**Provided data:**
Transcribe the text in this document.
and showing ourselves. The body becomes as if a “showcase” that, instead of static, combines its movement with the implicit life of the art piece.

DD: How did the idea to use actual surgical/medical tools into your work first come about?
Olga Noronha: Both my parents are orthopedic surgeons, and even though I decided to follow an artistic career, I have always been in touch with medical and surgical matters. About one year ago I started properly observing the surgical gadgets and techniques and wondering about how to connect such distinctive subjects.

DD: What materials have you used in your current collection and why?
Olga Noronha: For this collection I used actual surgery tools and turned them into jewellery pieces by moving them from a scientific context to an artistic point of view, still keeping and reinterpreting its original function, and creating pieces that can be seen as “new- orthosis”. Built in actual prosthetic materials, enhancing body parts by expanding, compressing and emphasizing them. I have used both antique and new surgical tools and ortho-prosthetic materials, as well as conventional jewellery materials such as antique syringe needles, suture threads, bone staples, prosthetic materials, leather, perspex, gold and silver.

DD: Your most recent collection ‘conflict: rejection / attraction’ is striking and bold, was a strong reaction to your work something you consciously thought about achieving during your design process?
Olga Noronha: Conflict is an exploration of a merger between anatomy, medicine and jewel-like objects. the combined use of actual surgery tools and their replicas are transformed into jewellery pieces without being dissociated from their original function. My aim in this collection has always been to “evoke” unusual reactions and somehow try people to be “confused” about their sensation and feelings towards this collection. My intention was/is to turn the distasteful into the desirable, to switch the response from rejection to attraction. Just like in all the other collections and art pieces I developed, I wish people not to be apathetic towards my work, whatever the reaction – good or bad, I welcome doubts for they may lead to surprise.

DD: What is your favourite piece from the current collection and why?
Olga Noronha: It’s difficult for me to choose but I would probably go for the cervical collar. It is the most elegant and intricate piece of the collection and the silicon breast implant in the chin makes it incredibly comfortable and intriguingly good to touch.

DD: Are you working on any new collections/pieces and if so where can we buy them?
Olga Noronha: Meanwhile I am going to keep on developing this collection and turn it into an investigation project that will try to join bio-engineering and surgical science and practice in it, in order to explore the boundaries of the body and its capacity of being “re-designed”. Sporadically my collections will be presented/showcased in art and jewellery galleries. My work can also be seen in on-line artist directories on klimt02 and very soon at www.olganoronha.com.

**Problem description:**
Would you copy out each line exactly as written?

**Response to this task:**
Transcribe the text in this document.
and showing ourselves. The body becomes as if a “showcase” that, instead of static, combines its movement with the implicit life of the art piece.

DD: How did the idea to use actual surgical/medical tools into your work first come about?
Olga Noronha: Both my parents are orthopedic surgeons, and even though I decided to follow an artistic career, I have always been in touch with medical and surgical matters. About one year ago I started properly observing the surgical gadgets and techniques and wondering about how to connect such distinctive subjects.

DD: What materials have you used in your current collection and why?
Olga Noronha: For this collection I used actual surgery tools and turned them into jewellery pieces by moving them from a scientific context to an artistic point of view, still keeping and reinterpreting its original function, and creating pieces that can be seen as “new- orthosis”. Built in actual prosthetic materials, enhancing body parts by expanding, compressing and emphasizing them. I have used both antique and new surgical tools and ortho-prosthetic materials, as well as conventional jewellery materials such as antique syringe needles, suture threads, bone staples, prosthetic materials, leather, perspex, gold and silver.

DD: Your most recent collection ‘conflict: rejection / attraction’ is striking and bold, was a strong reaction to your work something you consciously thought about achieving during your design process?
Olga Noronha: Conflict is an exploration of a merger between anatomy, medicine and jewel-like objects. the combined use of actual surgery tools and their replicas are transformed into jewellery pieces without being dissociated from their original function. My aim in this collection has always been to “evoke” unusual reactions and somehow try people to be “confused” about their sensation and feelings towards this collection. My intention was/is to turn the distasteful into the desirable, to switch the response from rejection to attraction. Just like in all the other collections and art pieces I developed, I wish people not to be apathetic towards my work, whatever the reaction – good or bad, I welcome doubts for they may lead to surprise.

DD: What is your favourite piece from the current collection and why?
Olga Noronha: It’s difficult for me to choose but I would probably go for the cervical collar. It is the most elegant and intricate piece of the collection and the silicon breast implant in the chin makes it incredibly comfortable and intriguingly good to touch.

DD: Are you working on any new collections/pieces and if so where can we buy them?
Olga Noronha: Meanwhile I am going to keep on developing this collection and turn it into an investigation project that will try to join bio-engineering and surgical science and practice in it, in order to explore the boundaries of the body and its capacity of being “re-designed”. Sporadically my collections will be presented/showcased in art and jewellery galleries. My work can also be seen in on-line artist directories on klimt02 and very soon at www.olganoronha.com.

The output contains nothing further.